**Given task**. Pull out each line of the records holding the string "профессор".

**Input**.
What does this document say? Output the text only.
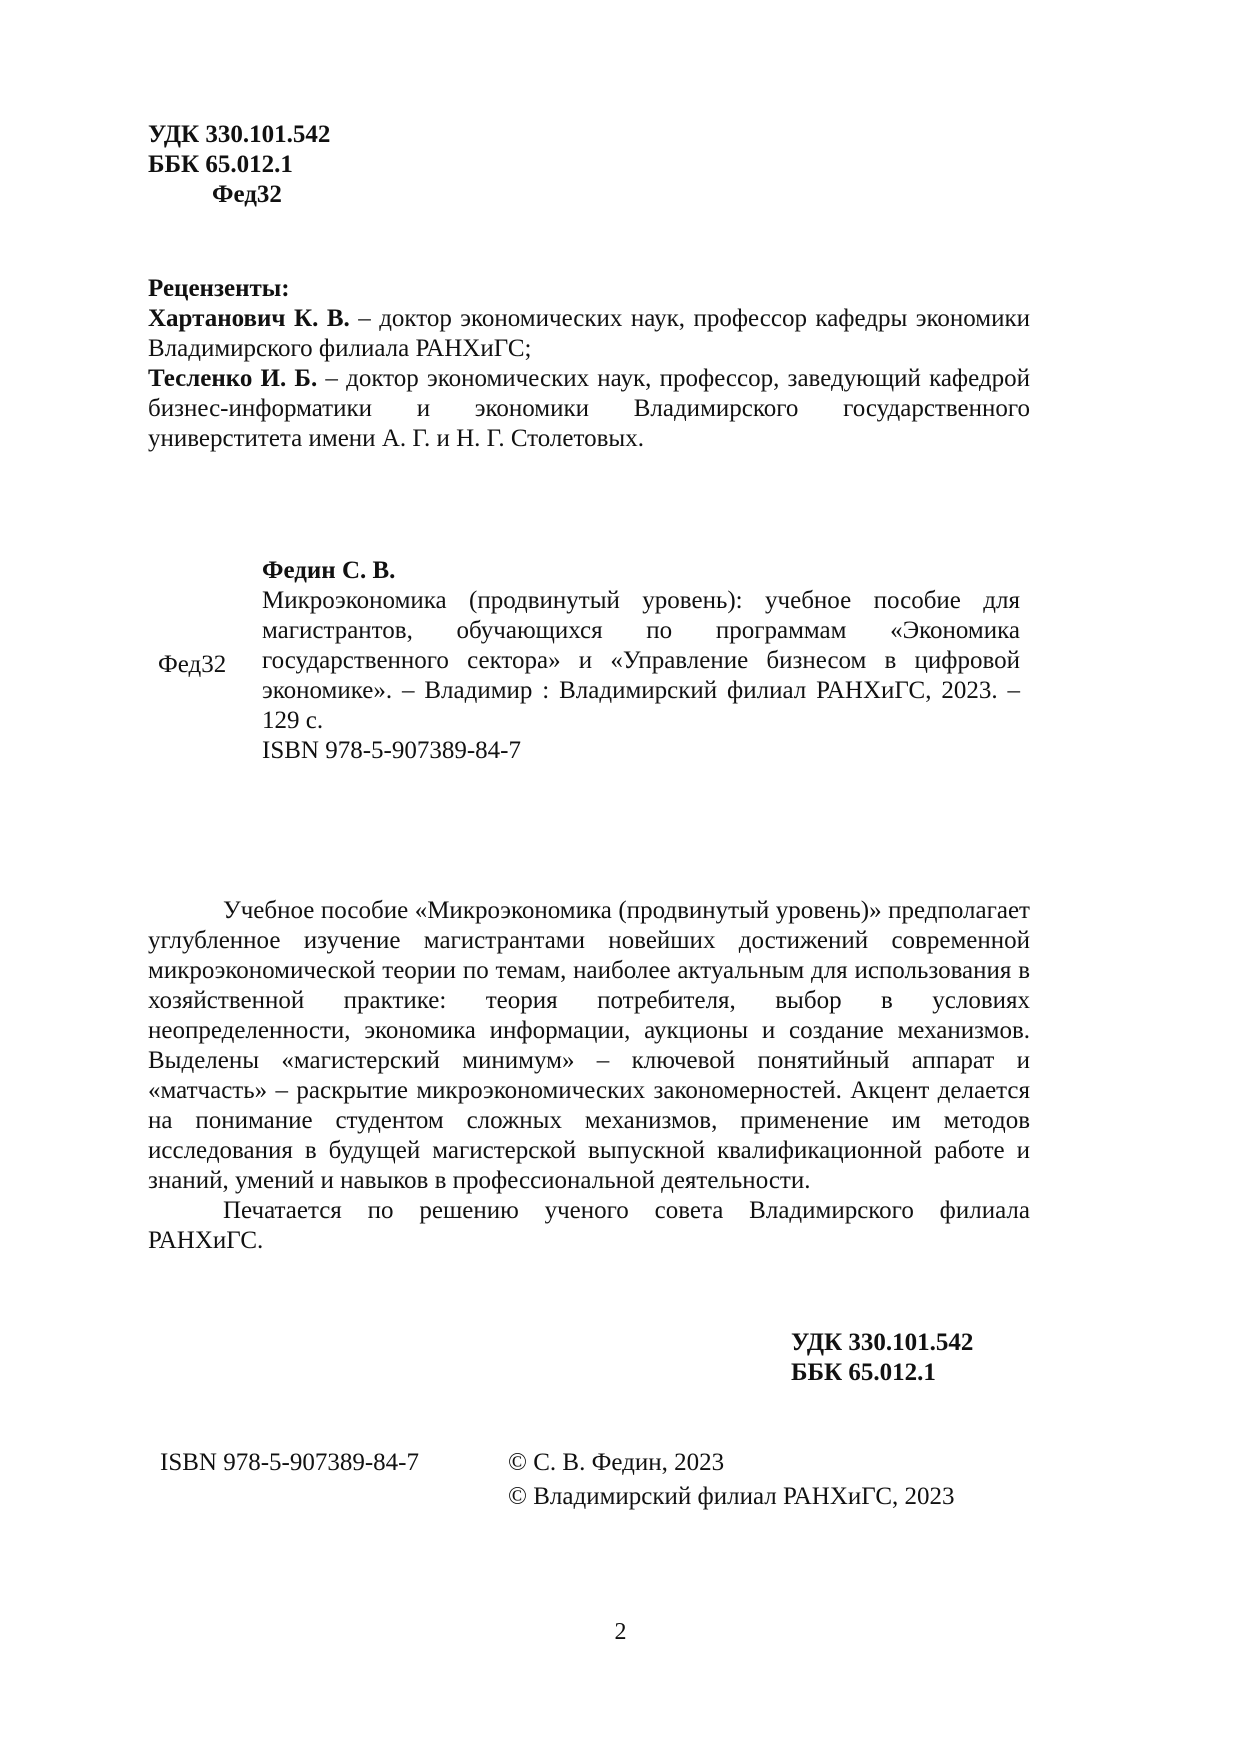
УДК 330.101.542
ББК 65.012.1
Фед32
Рецензенты:
Хартанович К. В. – доктор экономических наук, профессор кафедры экономики Владимирского филиала РАНХиГС;
Тесленко И. Б. – доктор экономических наук, профессор, заведующий кафедрой бизнес-информатики и экономики Владимирского государственного универститета имени А. Г. и Н. Г. Столетовых.
Фед32
Федин С. В.
Микроэкономика (продвинутый уровень): учебное пособие для магистрантов, обучающихся по программам «Экономика государственного сектора» и «Управление бизнесом в цифровой экономике». – Владимир : Владимирский филиал РАНХиГС, 2023. – 129 с.
ISBN 978-5-907389-84-7
Учебное пособие «Микроэкономика (продвинутый уровень)» предполагает углубленное изучение магистрантами новейших достижений современной микроэкономической теории по темам, наиболее актуальным для использования в хозяйственной практике: теория потребителя, выбор в условиях неопределенности, экономика информации, аукционы и создание механизмов. Выделены «магистерский минимум» – ключевой понятийный аппарат и «матчасть» – раскрытие микроэкономических закономерностей. Акцент делается на понимание студентом сложных механизмов, применение им методов исследования в будущей магистерской выпускной квалификационной работе и знаний, умений и навыков в профессиональной деятельности.
Печатается по решению ученого совета Владимирского филиала РАНХиГС.
УДК 330.101.542
ББК 65.012.1
ISBN 978-5-907389-84-7	© С. В. Федин, 2023
© Владимирский филиал РАНХиГС, 2023
2
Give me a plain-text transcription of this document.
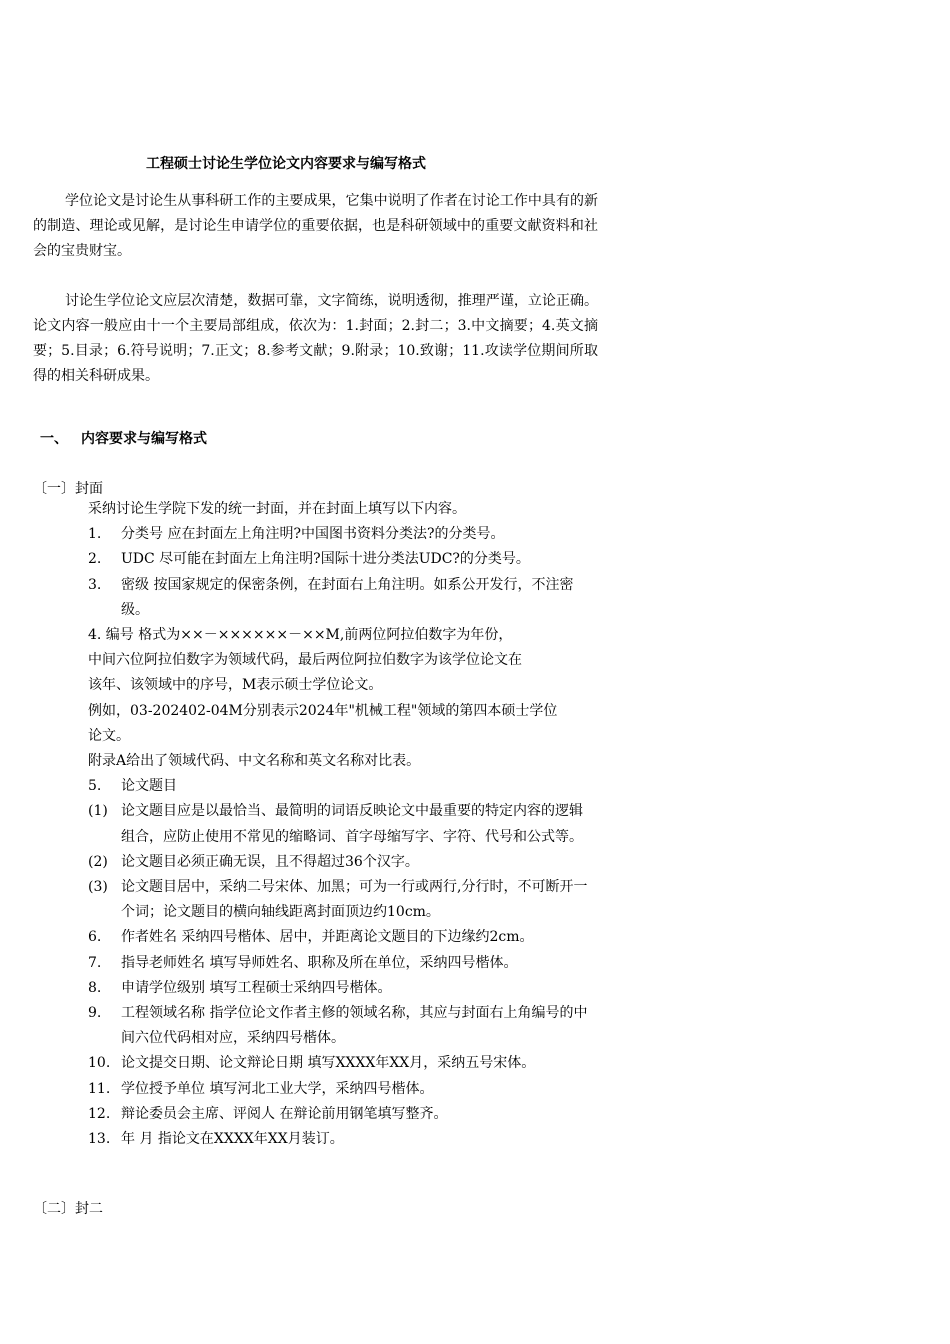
工程硕士讨论生学位论文内容要求与编写格式

学位论文是讨论生从事科研工作的主要成果，它集中说明了作者在讨论工作中具有的新的制造、理论或见解，是讨论生申请学位的重要依据，也是科研领域中的重要文献资料和社会的宝贵财宝。

讨论生学位论文应层次清楚，数据可靠，文字简练，说明透彻，推理严谨，立论正确。论文内容一般应由十一个主要局部组成，依次为：1.封面；2.封二；3.中文摘要；4.英文摘要；5.目录；6.符号说明；7.正文；8.参考文献；9.附录；10.致谢；11.攻读学位期间所取得的相关科研成果。

一、 内容要求与编写格式
〔一〕封面
采纳讨论生学院下发的统一封面，并在封面上填写以下内容。
1.	分类号 应在封面左上角注明?中国图书资料分类法?的分类号。
2.	UDC 尽可能在封面左上角注明?国际十进分类法UDC?的分类号。
3.	密级 按国家规定的保密条例，在封面右上角注明。如系公开发行，不注密级。
4. 编号 格式为××－××××××－××M,前两位阿拉伯数字为年份，
中间六位阿拉伯数字为领域代码，最后两位阿拉伯数字为该学位论文在
该年、该领域中的序号，M表示硕士学位论文。
例如，03-202402-04M分别表示2024年"机械工程"领域的第四本硕士学位
论文。
附录A给出了领域代码、中文名称和英文名称对比表。
5.	论文题目
(1) 论文题目应是以最恰当、最简明的词语反映论文中最重要的特定内容的逻辑组合，应防止使用不常见的缩略词、首字母缩写字、字符、代号和公式等。
(2) 论文题目必须正确无误，且不得超过36个汉字。
(3) 论文题目居中，采纳二号宋体、加黑；可为一行或两行,分行时，不可断开一个词；论文题目的横向轴线距离封面顶边约10cm。
6.	作者姓名 采纳四号楷体、居中，并距离论文题目的下边缘约2cm。
7.	指导老师姓名 填写导师姓名、职称及所在单位，采纳四号楷体。
8.	申请学位级别 填写工程硕士采纳四号楷体。
9.	工程领域名称 指学位论文作者主修的领域名称，其应与封面右上角编号的中间六位代码相对应，采纳四号楷体。
10. 论文提交日期、论文辩论日期 填写XXXX年XX月，采纳五号宋体。
11. 学位授予单位 填写河北工业大学，采纳四号楷体。
12. 辩论委员会主席、评阅人 在辩论前用钢笔填写整齐。
13. 年 月 指论文在XXXX年XX月装订。
〔二〕封二
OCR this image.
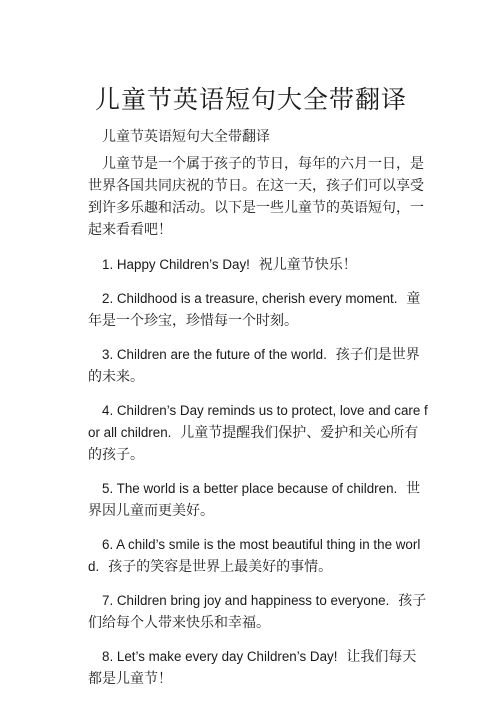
儿童节英语短句大全带翻译

儿童节英语短句大全带翻译

儿童节是一个属于孩子的节日，每年的六月一日，是世界各国共同庆祝的节日。在这一天，孩子们可以享受到许多乐趣和活动。以下是一些儿童节的英语短句，一起来看看吧！

1. Happy Children’s Day! 祝儿童节快乐！

2. Childhood is a treasure, cherish every moment. 童年是一个珍宝，珍惜每一个时刻。

3. Children are the future of the world. 孩子们是世界的未来。

4. Children’s Day reminds us to protect, love and care for all children. 儿童节提醒我们保护、爱护和关心所有的孩子。

5. The world is a better place because of children. 世界因儿童而更美好。

6. A child’s smile is the most beautiful thing in the world. 孩子的笑容是世界上最美好的事情。

7. Children bring joy and happiness to everyone. 孩子们给每个人带来快乐和幸福。

8. Let’s make every day Children’s Day! 让我们每天都是儿童节！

**Task output**.
Хартанович К. В. – доктор экономических наук, профессор кафедры экономики Владимирского филиала РАНХиГС;
Тесленко И. Б. – доктор экономических наук, профессор, заведующий кафедрой бизнес-информатики и экономики Владимирского государственного универститета имени А. Г. и Н. Г. Столетовых.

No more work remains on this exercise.